• **DIRECTIONS FOR THIS TASK**
The data below should be printed in full, exactly, and without any of its images.

• **SUPPLIED RECORDS**
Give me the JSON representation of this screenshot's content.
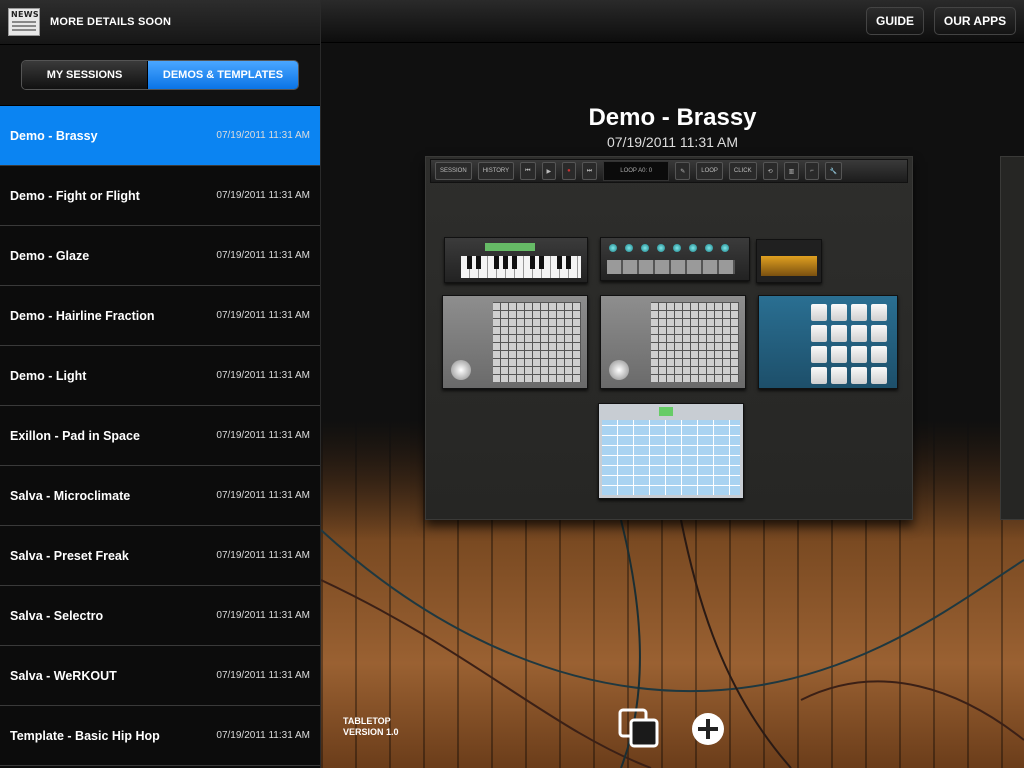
{
  "news": {
    "label": "MORE DETAILS SOON",
    "icon": "newspaper-icon",
    "icon_text": "NEWS"
  },
  "segments": [
    {
      "label": "MY SESSIONS",
      "selected": false
    },
    {
      "label": "DEMOS & TEMPLATES",
      "selected": true
    }
  ],
  "sessions": [
    {
      "name": "Demo - Brassy",
      "date": "07/19/2011 11:31 AM",
      "selected": true
    },
    {
      "name": "Demo - Fight or Flight",
      "date": "07/19/2011 11:31 AM"
    },
    {
      "name": "Demo - Glaze",
      "date": "07/19/2011 11:31 AM"
    },
    {
      "name": "Demo - Hairline Fraction",
      "date": "07/19/2011 11:31 AM"
    },
    {
      "name": "Demo - Light",
      "date": "07/19/2011 11:31 AM"
    },
    {
      "name": "Exillon - Pad in Space",
      "date": "07/19/2011 11:31 AM"
    },
    {
      "name": "Salva - Microclimate",
      "date": "07/19/2011 11:31 AM"
    },
    {
      "name": "Salva - Preset Freak",
      "date": "07/19/2011 11:31 AM"
    },
    {
      "name": "Salva - Selectro",
      "date": "07/19/2011 11:31 AM"
    },
    {
      "name": "Salva - WeRKOUT",
      "date": "07/19/2011 11:31 AM"
    },
    {
      "name": "Template - Basic Hip Hop",
      "date": "07/19/2011 11:31 AM"
    }
  ],
  "topbar": {
    "guide_label": "GUIDE",
    "apps_label": "OUR APPS"
  },
  "preview": {
    "title": "Demo - Brassy",
    "date": "07/19/2011 11:31 AM",
    "transport": {
      "session": "SESSION",
      "history": "HISTORY",
      "loop_display": "LOOP A0: 0",
      "loop": "LOOP",
      "click": "CLICK"
    }
  },
  "footer": {
    "app_name": "TABLETOP",
    "version": "VERSION 1.0"
  },
  "colors": {
    "accent": "#0b84f2",
    "segment_selected": "#1a8cf0"
  }
}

• **EXERCISE OUTPUT**
Give me the JSON representation of this screenshot's content.
{
  "news": {
    "label": "MORE DETAILS SOON",
    "icon": "newspaper-icon",
    "icon_text": "NEWS"
  },
  "segments": [
    {
      "label": "MY SESSIONS",
      "selected": false
    },
    {
      "label": "DEMOS & TEMPLATES",
      "selected": true
    }
  ],
  "sessions": [
    {
      "name": "Demo - Brassy",
      "date": "07/19/2011 11:31 AM",
      "selected": true
    },
    {
      "name": "Demo - Fight or Flight",
      "date": "07/19/2011 11:31 AM"
    },
    {
      "name": "Demo - Glaze",
      "date": "07/19/2011 11:31 AM"
    },
    {
      "name": "Demo - Hairline Fraction",
      "date": "07/19/2011 11:31 AM"
    },
    {
      "name": "Demo - Light",
      "date": "07/19/2011 11:31 AM"
    },
    {
      "name": "Exillon - Pad in Space",
      "date": "07/19/2011 11:31 AM"
    },
    {
      "name": "Salva - Microclimate",
      "date": "07/19/2011 11:31 AM"
    },
    {
      "name": "Salva - Preset Freak",
      "date": "07/19/2011 11:31 AM"
    },
    {
      "name": "Salva - Selectro",
      "date": "07/19/2011 11:31 AM"
    },
    {
      "name": "Salva - WeRKOUT",
      "date": "07/19/2011 11:31 AM"
    },
    {
      "name": "Template - Basic Hip Hop",
      "date": "07/19/2011 11:31 AM"
    }
  ],
  "topbar": {
    "guide_label": "GUIDE",
    "apps_label": "OUR APPS"
  },
  "preview": {
    "title": "Demo - Brassy",
    "date": "07/19/2011 11:31 AM",
    "transport": {
      "session": "SESSION",
      "history": "HISTORY",
      "loop_display": "LOOP A0: 0",
      "loop": "LOOP",
      "click": "CLICK"
    }
  },
  "footer": {
    "app_name": "TABLETOP",
    "version": "VERSION 1.0"
  },
  "colors": {
    "accent": "#0b84f2",
    "segment_selected": "#1a8cf0"
  }
}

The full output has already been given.